Written exercise
Update these records by changing every "interactable" to "clickable" and leave everything else as it is.

Labeled box records:

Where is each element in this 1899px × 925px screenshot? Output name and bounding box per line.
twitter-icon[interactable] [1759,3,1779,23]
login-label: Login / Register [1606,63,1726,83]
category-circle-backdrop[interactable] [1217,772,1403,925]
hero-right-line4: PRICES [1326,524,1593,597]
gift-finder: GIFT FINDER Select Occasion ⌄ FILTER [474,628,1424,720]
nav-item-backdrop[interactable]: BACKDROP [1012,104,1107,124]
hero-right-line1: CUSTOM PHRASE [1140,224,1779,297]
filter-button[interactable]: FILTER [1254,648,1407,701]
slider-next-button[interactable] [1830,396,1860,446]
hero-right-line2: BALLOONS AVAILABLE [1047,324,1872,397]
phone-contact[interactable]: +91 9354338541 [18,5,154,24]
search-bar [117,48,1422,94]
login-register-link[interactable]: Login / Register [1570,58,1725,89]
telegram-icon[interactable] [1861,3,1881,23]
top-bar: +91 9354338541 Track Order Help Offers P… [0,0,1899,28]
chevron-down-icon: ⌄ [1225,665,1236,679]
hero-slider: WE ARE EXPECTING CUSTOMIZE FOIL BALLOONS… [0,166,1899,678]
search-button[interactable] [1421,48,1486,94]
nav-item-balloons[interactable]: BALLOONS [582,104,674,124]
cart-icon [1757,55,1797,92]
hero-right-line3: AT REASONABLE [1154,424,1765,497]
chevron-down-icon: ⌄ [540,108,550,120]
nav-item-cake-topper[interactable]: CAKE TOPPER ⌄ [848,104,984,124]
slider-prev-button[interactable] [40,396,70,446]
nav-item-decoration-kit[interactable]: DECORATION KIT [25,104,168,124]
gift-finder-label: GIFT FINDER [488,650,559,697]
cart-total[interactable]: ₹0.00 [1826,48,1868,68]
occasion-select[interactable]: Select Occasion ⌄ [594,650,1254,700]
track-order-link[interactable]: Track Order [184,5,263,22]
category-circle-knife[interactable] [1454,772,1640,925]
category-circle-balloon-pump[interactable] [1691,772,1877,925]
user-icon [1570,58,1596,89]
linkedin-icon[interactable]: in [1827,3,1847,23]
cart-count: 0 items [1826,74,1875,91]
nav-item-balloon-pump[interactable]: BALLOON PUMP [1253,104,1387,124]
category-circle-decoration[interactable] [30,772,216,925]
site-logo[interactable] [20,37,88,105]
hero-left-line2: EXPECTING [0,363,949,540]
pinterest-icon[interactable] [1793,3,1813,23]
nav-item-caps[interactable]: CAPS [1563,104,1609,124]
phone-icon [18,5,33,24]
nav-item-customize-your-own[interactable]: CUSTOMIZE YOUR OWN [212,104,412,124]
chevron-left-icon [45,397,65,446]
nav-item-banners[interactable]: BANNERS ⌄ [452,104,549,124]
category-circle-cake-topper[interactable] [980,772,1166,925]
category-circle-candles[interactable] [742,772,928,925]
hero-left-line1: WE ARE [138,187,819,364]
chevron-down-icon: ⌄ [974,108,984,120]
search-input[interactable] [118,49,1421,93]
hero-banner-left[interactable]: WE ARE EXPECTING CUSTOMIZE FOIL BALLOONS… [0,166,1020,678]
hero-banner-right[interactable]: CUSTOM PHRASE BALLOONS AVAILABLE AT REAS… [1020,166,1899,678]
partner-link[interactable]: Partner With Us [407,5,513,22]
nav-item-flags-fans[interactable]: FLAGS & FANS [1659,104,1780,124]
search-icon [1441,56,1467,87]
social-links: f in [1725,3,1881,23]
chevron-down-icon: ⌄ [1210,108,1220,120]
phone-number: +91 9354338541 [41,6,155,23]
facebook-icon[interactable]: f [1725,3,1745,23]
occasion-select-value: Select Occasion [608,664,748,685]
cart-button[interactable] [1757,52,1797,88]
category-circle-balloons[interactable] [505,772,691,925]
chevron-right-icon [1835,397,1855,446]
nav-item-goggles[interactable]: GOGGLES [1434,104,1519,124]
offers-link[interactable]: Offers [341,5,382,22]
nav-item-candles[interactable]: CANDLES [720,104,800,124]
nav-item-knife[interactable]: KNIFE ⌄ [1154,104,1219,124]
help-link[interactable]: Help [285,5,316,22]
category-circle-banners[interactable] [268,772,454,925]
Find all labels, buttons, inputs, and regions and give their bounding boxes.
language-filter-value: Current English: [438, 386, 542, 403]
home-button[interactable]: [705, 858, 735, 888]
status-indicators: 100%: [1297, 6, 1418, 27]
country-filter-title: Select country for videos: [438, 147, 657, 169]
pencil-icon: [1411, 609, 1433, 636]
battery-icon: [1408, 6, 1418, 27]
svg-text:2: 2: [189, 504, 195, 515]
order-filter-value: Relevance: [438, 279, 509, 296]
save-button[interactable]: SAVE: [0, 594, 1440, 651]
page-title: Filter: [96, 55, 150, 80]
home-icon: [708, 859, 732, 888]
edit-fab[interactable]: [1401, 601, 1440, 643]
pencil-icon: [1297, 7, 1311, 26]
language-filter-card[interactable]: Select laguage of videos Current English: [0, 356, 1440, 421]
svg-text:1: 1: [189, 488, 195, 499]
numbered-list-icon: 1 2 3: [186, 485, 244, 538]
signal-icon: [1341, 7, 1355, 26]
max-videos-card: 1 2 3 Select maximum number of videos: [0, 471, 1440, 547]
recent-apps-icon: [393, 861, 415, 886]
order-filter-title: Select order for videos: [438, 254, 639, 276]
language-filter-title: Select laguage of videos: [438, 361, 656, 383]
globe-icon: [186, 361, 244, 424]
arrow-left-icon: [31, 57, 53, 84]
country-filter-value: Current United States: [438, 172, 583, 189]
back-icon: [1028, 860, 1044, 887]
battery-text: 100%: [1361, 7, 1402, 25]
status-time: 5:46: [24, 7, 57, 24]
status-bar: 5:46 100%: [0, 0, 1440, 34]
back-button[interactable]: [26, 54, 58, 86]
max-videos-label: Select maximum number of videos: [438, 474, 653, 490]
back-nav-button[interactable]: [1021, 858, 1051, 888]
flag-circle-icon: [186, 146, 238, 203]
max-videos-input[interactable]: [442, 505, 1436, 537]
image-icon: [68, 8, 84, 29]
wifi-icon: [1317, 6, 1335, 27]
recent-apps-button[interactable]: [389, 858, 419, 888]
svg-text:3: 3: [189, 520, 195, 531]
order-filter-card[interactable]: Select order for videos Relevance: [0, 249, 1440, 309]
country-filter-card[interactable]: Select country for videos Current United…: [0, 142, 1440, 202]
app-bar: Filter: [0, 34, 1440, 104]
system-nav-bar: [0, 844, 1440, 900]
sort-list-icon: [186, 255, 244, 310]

Solution to the problem
Where is each element in this 1899px × 925px screenshot? Output name and bounding box per line.
twitter-icon[clickable] [1759,3,1779,23]
login-label: Login / Register [1606,63,1726,83]
category-circle-backdrop[clickable] [1217,772,1403,925]
hero-right-line4: PRICES [1326,524,1593,597]
gift-finder: GIFT FINDER Select Occasion ⌄ FILTER [474,628,1424,720]
nav-item-backdrop[clickable]: BACKDROP [1012,104,1107,124]
hero-right-line1: CUSTOM PHRASE [1140,224,1779,297]
filter-button[clickable]: FILTER [1254,648,1407,701]
slider-next-button[clickable] [1830,396,1860,446]
hero-right-line2: BALLOONS AVAILABLE [1047,324,1872,397]
phone-contact[clickable]: +91 9354338541 [18,5,154,24]
search-bar [117,48,1422,94]
login-register-link[clickable]: Login / Register [1570,58,1725,89]
telegram-icon[clickable] [1861,3,1881,23]
top-bar: +91 9354338541 Track Order Help Offers P… [0,0,1899,28]
chevron-down-icon: ⌄ [1225,665,1236,679]
hero-slider: WE ARE EXPECTING CUSTOMIZE FOIL BALLOONS… [0,166,1899,678]
search-button[clickable] [1421,48,1486,94]
nav-item-balloons[clickable]: BALLOONS [582,104,674,124]
cart-icon [1757,55,1797,92]
hero-right-line3: AT REASONABLE [1154,424,1765,497]
chevron-down-icon: ⌄ [540,108,550,120]
nav-item-cake-topper[clickable]: CAKE TOPPER ⌄ [848,104,984,124]
slider-prev-button[clickable] [40,396,70,446]
nav-item-decoration-kit[clickable]: DECORATION KIT [25,104,168,124]
gift-finder-label: GIFT FINDER [488,650,559,697]
cart-total[clickable]: ₹0.00 [1826,48,1868,68]
occasion-select[clickable]: Select Occasion ⌄ [594,650,1254,700]
track-order-link[clickable]: Track Order [184,5,263,22]
category-circle-knife[clickable] [1454,772,1640,925]
category-circle-balloon-pump[clickable] [1691,772,1877,925]
user-icon [1570,58,1596,89]
linkedin-icon[clickable]: in [1827,3,1847,23]
cart-count: 0 items [1826,74,1875,91]
nav-item-balloon-pump[clickable]: BALLOON PUMP [1253,104,1387,124]
category-circle-decoration[clickable] [30,772,216,925]
site-logo[clickable] [20,37,88,105]
hero-left-line2: EXPECTING [0,363,949,540]
pinterest-icon[clickable] [1793,3,1813,23]
nav-item-caps[clickable]: CAPS [1563,104,1609,124]
phone-icon [18,5,33,24]
nav-item-customize-your-own[clickable]: CUSTOMIZE YOUR OWN [212,104,412,124]
chevron-left-icon [45,397,65,446]
nav-item-banners[clickable]: BANNERS ⌄ [452,104,549,124]
category-circle-cake-topper[clickable] [980,772,1166,925]
category-circle-candles[clickable] [742,772,928,925]
hero-left-line1: WE ARE [138,187,819,364]
chevron-down-icon: ⌄ [974,108,984,120]
search-input[clickable] [118,49,1421,93]
hero-banner-left[clickable]: WE ARE EXPECTING CUSTOMIZE FOIL BALLOONS… [0,166,1020,678]
hero-banner-right[clickable]: CUSTOM PHRASE BALLOONS AVAILABLE AT REAS… [1020,166,1899,678]
partner-link[clickable]: Partner With Us [407,5,513,22]
nav-item-flags-fans[clickable]: FLAGS & FANS [1659,104,1780,124]
search-icon [1441,56,1467,87]
social-links: f in [1725,3,1881,23]
chevron-down-icon: ⌄ [1210,108,1220,120]
phone-number: +91 9354338541 [41,6,155,23]
facebook-icon[clickable]: f [1725,3,1745,23]
occasion-select-value: Select Occasion [608,664,748,685]
cart-button[clickable] [1757,52,1797,88]
category-circle-balloons[clickable] [505,772,691,925]
chevron-right-icon [1835,397,1855,446]
nav-item-goggles[clickable]: GOGGLES [1434,104,1519,124]
offers-link[clickable]: Offers [341,5,382,22]
nav-item-candles[clickable]: CANDLES [720,104,800,124]
nav-item-knife[clickable]: KNIFE ⌄ [1154,104,1219,124]
help-link[clickable]: Help [285,5,316,22]
category-circle-banners[clickable] [268,772,454,925]
Find all labels, buttons, inputs, and regions and give their bounding boxes.
language-filter-value: Current English: [438, 386, 542, 403]
home-button[clickable]: [705, 858, 735, 888]
status-indicators: 100%: [1297, 6, 1418, 27]
country-filter-title: Select country for videos: [438, 147, 657, 169]
pencil-icon: [1411, 609, 1433, 636]
battery-icon: [1408, 6, 1418, 27]
svg-text:2: 2: [189, 504, 195, 515]
order-filter-value: Relevance: [438, 279, 509, 296]
save-button[clickable]: SAVE: [0, 594, 1440, 651]
page-title: Filter: [96, 55, 150, 80]
home-icon: [708, 859, 732, 888]
edit-fab[clickable]: [1401, 601, 1440, 643]
pencil-icon: [1297, 7, 1311, 26]
language-filter-card[clickable]: Select laguage of videos Current English: [0, 356, 1440, 421]
svg-text:1: 1: [189, 488, 195, 499]
numbered-list-icon: 1 2 3: [186, 485, 244, 538]
signal-icon: [1341, 7, 1355, 26]
max-videos-card: 1 2 3 Select maximum number of videos: [0, 471, 1440, 547]
recent-apps-icon: [393, 861, 415, 886]
order-filter-title: Select order for videos: [438, 254, 639, 276]
language-filter-title: Select laguage of videos: [438, 361, 656, 383]
globe-icon: [186, 361, 244, 424]
arrow-left-icon: [31, 57, 53, 84]
country-filter-value: Current United States: [438, 172, 583, 189]
back-icon: [1028, 860, 1044, 887]
battery-text: 100%: [1361, 7, 1402, 25]
status-time: 5:46: [24, 7, 57, 24]
status-bar: 5:46 100%: [0, 0, 1440, 34]
back-button[clickable]: [26, 54, 58, 86]
max-videos-label: Select maximum number of videos: [438, 474, 653, 490]
back-nav-button[clickable]: [1021, 858, 1051, 888]
flag-circle-icon: [186, 146, 238, 203]
max-videos-input[clickable]: [442, 505, 1436, 537]
image-icon: [68, 8, 84, 29]
wifi-icon: [1317, 6, 1335, 27]
recent-apps-button[clickable]: [389, 858, 419, 888]
svg-text:3: 3: [189, 520, 195, 531]
order-filter-card[clickable]: Select order for videos Relevance: [0, 249, 1440, 309]
country-filter-card[clickable]: Select country for videos Current United…: [0, 142, 1440, 202]
app-bar: Filter: [0, 34, 1440, 104]
system-nav-bar: [0, 844, 1440, 900]
sort-list-icon: [186, 255, 244, 310]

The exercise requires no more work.